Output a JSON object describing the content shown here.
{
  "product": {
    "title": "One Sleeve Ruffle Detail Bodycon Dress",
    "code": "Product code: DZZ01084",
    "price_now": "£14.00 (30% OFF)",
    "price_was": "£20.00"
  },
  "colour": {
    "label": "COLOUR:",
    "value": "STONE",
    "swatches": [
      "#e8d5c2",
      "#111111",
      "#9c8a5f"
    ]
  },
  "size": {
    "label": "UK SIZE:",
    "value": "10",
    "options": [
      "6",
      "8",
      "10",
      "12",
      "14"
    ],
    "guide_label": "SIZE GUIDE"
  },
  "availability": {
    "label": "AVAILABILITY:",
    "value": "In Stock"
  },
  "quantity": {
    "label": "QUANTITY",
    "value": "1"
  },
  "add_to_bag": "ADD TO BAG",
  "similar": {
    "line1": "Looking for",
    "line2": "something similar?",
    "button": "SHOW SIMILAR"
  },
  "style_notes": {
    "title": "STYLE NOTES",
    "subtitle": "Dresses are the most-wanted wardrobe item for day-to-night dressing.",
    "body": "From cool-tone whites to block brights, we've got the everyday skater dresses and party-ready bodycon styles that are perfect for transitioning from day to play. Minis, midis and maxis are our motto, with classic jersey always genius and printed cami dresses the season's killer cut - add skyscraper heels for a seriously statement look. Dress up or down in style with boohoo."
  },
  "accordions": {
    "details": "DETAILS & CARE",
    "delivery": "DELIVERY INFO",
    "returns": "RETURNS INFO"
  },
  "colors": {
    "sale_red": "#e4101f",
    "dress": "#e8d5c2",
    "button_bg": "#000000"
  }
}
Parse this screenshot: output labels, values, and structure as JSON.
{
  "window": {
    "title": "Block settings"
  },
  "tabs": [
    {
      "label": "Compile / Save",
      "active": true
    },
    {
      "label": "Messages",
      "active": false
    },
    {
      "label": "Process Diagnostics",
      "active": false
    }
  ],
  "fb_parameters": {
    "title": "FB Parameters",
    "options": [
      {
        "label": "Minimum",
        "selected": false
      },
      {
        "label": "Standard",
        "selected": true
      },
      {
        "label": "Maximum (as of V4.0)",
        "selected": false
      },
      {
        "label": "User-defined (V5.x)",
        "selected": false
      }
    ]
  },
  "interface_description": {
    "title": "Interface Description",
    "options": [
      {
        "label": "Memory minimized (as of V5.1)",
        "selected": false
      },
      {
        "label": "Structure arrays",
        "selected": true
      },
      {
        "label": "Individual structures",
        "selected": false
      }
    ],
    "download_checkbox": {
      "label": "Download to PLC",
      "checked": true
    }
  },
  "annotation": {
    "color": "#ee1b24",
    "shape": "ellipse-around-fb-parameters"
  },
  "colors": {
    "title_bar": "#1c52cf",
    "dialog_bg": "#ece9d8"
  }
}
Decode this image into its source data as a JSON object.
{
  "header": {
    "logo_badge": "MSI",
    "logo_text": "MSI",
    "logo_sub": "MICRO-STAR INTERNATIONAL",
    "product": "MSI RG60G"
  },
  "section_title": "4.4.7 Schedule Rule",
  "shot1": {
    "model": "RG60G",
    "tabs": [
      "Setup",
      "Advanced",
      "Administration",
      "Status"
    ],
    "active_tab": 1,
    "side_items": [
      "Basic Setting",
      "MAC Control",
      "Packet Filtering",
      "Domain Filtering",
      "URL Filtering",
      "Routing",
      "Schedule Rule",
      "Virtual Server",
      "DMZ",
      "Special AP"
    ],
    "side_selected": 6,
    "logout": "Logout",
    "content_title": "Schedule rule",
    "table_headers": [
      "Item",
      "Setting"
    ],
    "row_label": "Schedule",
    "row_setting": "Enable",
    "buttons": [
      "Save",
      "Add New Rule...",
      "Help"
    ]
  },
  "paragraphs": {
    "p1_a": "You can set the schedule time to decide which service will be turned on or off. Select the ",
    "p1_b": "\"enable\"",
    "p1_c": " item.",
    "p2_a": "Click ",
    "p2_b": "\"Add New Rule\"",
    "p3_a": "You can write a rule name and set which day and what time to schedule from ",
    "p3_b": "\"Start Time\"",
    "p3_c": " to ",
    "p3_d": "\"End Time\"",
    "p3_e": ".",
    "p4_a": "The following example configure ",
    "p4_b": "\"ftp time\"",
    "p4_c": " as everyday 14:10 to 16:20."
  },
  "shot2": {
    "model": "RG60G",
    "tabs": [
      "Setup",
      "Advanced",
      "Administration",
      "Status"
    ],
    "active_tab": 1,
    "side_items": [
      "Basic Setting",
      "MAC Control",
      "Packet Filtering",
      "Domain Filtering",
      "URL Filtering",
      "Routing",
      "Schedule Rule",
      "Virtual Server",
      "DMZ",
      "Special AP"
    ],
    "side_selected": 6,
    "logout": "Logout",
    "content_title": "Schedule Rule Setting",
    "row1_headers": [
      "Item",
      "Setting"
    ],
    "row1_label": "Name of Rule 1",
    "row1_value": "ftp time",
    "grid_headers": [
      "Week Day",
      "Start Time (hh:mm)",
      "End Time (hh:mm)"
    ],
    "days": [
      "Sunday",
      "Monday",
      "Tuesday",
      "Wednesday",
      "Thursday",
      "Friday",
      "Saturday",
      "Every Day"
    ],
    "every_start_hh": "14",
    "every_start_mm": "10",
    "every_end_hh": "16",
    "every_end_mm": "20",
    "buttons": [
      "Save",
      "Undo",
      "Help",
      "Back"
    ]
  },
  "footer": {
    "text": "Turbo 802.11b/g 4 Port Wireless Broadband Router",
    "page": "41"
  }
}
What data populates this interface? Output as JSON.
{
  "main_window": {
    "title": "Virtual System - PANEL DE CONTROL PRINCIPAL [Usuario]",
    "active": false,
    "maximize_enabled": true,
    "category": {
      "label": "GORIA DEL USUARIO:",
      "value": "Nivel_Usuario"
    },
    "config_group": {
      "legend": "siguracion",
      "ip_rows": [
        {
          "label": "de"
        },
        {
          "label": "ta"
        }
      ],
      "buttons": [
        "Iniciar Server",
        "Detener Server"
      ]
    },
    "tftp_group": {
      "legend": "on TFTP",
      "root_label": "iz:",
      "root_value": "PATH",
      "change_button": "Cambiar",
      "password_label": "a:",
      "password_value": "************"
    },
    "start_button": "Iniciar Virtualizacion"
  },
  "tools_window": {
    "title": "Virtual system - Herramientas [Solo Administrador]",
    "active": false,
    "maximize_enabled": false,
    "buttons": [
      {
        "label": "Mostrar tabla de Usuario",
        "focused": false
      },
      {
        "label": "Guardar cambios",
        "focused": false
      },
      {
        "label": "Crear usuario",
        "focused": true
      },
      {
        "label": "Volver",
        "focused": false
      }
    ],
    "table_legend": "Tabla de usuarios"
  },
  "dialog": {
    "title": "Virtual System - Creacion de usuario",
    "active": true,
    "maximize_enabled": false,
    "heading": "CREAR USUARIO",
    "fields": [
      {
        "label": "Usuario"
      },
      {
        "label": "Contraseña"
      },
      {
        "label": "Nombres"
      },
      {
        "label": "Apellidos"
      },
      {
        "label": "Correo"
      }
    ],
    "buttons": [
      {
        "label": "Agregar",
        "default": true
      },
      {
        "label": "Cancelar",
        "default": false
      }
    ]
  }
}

→ BRIEF
Look through the entries above and report each line where the string "JSON" occurs.

→ ANSWER TO THE TASK
Output a JSON object describing the content shown here.
Parse this screenshot: output labels, values, and structure as JSON.
Decode this image into its source data as a JSON object.
What data populates this interface? Output as JSON.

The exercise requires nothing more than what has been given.